* _Exercise task_
Render each line of the material below as a row of a Markdown table with the columns "Row" and "Line", numbering the rows in order and omitting any blank lines.

Listings of element locations:
§ §

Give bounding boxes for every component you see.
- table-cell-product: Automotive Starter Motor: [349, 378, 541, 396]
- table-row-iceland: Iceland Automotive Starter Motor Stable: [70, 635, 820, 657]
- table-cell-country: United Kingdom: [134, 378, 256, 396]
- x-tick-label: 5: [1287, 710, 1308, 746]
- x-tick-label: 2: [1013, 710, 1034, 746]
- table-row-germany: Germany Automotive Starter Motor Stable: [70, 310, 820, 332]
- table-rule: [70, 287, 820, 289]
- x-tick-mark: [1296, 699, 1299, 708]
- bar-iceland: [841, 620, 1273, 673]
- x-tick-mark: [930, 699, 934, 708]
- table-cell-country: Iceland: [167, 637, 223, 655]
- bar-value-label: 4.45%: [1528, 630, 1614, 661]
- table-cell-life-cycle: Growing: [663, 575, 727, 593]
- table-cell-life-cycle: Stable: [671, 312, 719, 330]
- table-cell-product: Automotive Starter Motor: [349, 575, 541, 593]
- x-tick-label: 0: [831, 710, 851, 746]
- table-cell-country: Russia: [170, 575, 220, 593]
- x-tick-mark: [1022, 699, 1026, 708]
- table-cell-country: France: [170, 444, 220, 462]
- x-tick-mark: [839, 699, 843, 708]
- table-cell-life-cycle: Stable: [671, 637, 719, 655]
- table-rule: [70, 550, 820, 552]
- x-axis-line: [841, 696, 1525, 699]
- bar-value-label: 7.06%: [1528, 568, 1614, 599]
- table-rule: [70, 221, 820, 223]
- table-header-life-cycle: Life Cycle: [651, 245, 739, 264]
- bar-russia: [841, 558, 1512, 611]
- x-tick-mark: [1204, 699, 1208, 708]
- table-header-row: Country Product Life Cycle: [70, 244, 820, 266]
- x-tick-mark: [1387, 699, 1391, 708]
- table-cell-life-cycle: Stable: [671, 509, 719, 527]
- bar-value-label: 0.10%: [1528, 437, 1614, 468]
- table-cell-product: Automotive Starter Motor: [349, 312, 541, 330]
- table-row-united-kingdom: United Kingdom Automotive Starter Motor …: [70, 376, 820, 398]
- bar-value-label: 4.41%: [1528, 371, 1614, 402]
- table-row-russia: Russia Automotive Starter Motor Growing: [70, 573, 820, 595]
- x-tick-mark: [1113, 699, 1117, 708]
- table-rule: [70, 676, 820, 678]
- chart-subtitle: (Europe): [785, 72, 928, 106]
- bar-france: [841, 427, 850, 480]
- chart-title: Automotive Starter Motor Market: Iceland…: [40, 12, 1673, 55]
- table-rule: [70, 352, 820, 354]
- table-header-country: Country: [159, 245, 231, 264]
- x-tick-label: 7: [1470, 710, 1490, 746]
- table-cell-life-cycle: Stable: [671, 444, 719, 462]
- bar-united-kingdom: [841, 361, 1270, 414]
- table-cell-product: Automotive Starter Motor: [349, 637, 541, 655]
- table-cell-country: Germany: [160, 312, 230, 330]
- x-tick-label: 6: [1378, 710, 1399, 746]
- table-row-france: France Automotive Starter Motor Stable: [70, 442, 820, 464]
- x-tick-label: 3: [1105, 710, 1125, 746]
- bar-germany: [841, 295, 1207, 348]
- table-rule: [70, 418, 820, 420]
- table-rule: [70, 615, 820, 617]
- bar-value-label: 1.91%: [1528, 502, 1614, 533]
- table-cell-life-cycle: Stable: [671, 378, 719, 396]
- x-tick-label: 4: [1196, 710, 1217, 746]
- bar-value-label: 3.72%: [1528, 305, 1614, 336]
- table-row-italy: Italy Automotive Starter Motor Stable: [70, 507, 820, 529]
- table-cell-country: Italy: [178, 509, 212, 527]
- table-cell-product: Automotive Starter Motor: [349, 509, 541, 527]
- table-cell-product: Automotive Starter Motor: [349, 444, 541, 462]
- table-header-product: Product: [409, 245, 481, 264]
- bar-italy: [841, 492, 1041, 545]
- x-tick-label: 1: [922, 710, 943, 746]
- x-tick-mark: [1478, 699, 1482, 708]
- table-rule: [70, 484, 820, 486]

§ §

* _Complete answer_
| Row | Line |
|---|---|
| 1 | Give bounding boxes for every component you see. |
| 2 | - table-cell-product: Automotive Starter Motor: [349, 378, 541, 396] |
| 3 | - table-row-iceland: Iceland Automotive Starter Motor Stable: [70, 635, 820, 657] |
| 4 | - table-cell-country: United Kingdom: [134, 378, 256, 396] |
| 5 | - x-tick-label: 5: [1287, 710, 1308, 746] |
| 6 | - x-tick-label: 2: [1013, 710, 1034, 746] |
| 7 | - table-row-germany: Germany Automotive Starter Motor Stable: [70, 310, 820, 332] |
| 8 | - table-rule: [70, 287, 820, 289] |
| 9 | - x-tick-mark: [1296, 699, 1299, 708] |
| 10 | - bar-iceland: [841, 620, 1273, 673] |
| 11 | - x-tick-mark: [930, 699, 934, 708] |
| 12 | - table-cell-country: Iceland: [167, 637, 223, 655] |
| 13 | - bar-value-label: 4.45%: [1528, 630, 1614, 661] |
| 14 | - table-cell-life-cycle: Growing: [663, 575, 727, 593] |
| 15 | - table-cell-life-cycle: Stable: [671, 312, 719, 330] |
| 16 | - table-cell-product: Automotive Starter Motor: [349, 575, 541, 593] |
| 17 | - x-tick-label: 0: [831, 710, 851, 746] |
| 18 | - table-cell-country: Russia: [170, 575, 220, 593] |
| 19 | - x-tick-mark: [1022, 699, 1026, 708] |
| 20 | - table-cell-country: France: [170, 444, 220, 462] |
| 21 | - x-tick-mark: [839, 699, 843, 708] |
| 22 | - table-cell-life-cycle: Stable: [671, 637, 719, 655] |
| 23 | - table-rule: [70, 550, 820, 552] |
| 24 | - x-axis-line: [841, 696, 1525, 699] |
| 25 | - bar-value-label: 7.06%: [1528, 568, 1614, 599] |
| 26 | - table-rule: [70, 221, 820, 223] |
| 27 | - table-header-life-cycle: Life Cycle: [651, 245, 739, 264] |
| 28 | - bar-russia: [841, 558, 1512, 611] |
| 29 | - x-tick-mark: [1204, 699, 1208, 708] |
| 30 | - table-header-row: Country Product Life Cycle: [70, 244, 820, 266] |
| 31 | - x-tick-mark: [1387, 699, 1391, 708] |
| 32 | - table-cell-life-cycle: Stable: [671, 509, 719, 527] |
| 33 | - bar-value-label: 0.10%: [1528, 437, 1614, 468] |
| 34 | - table-cell-product: Automotive Starter Motor: [349, 312, 541, 330] |
| 35 | - table-row-united-kingdom: United Kingdom Automotive Starter Motor …: [70, 376, 820, 398] |
| 36 | - bar-value-label: 4.41%: [1528, 371, 1614, 402] |
| 37 | - table-row-russia: Russia Automotive Starter Motor Growing: [70, 573, 820, 595] |
| 38 | - x-tick-mark: [1113, 699, 1117, 708] |
| 39 | - table-rule: [70, 676, 820, 678] |
| 40 | - chart-subtitle: (Europe): [785, 72, 928, 106] |
| 41 | - bar-france: [841, 427, 850, 480] |
| 42 | - chart-title: Automotive Starter Motor Market: Iceland…: [40, 12, 1673, 55] |
| 43 | - table-rule: [70, 352, 820, 354] |
| 44 | - table-header-country: Country: [159, 245, 231, 264] |
| 45 | - x-tick-label: 7: [1470, 710, 1490, 746] |
| 46 | - table-cell-life-cycle: Stable: [671, 444, 719, 462] |
| 47 | - bar-united-kingdom: [841, 361, 1270, 414] |
| 48 | - table-cell-product: Automotive Starter Motor: [349, 637, 541, 655] |
| 49 | - table-cell-country: Germany: [160, 312, 230, 330] |
| 50 | - x-tick-label: 6: [1378, 710, 1399, 746] |
| 51 | - table-row-france: France Automotive Starter Motor Stable: [70, 442, 820, 464] |
| 52 | - x-tick-label: 3: [1105, 710, 1125, 746] |
| 53 | - bar-germany: [841, 295, 1207, 348] |
| 54 | - table-rule: [70, 418, 820, 420] |
| 55 | - table-rule: [70, 615, 820, 617] |
| 56 | - bar-value-label: 1.91%: [1528, 502, 1614, 533] |
| 57 | - table-cell-life-cycle: Stable: [671, 378, 719, 396] |
| 58 | - x-tick-label: 4: [1196, 710, 1217, 746] |
| 59 | - bar-value-label: 3.72%: [1528, 305, 1614, 336] |
| 60 | - table-row-italy: Italy Automotive Starter Motor Stable: [70, 507, 820, 529] |
| 61 | - table-cell-country: Italy: [178, 509, 212, 527] |
| 62 | - table-cell-product: Automotive Starter Motor: [349, 509, 541, 527] |
| 63 | - table-cell-product: Automotive Starter Motor: [349, 444, 541, 462] |
| 64 | - table-header-product: Product: [409, 245, 481, 264] |
| 65 | - bar-italy: [841, 492, 1041, 545] |
| 66 | - x-tick-label: 1: [922, 710, 943, 746] |
| 67 | - x-tick-mark: [1478, 699, 1482, 708] |
| 68 | - table-rule: [70, 484, 820, 486] |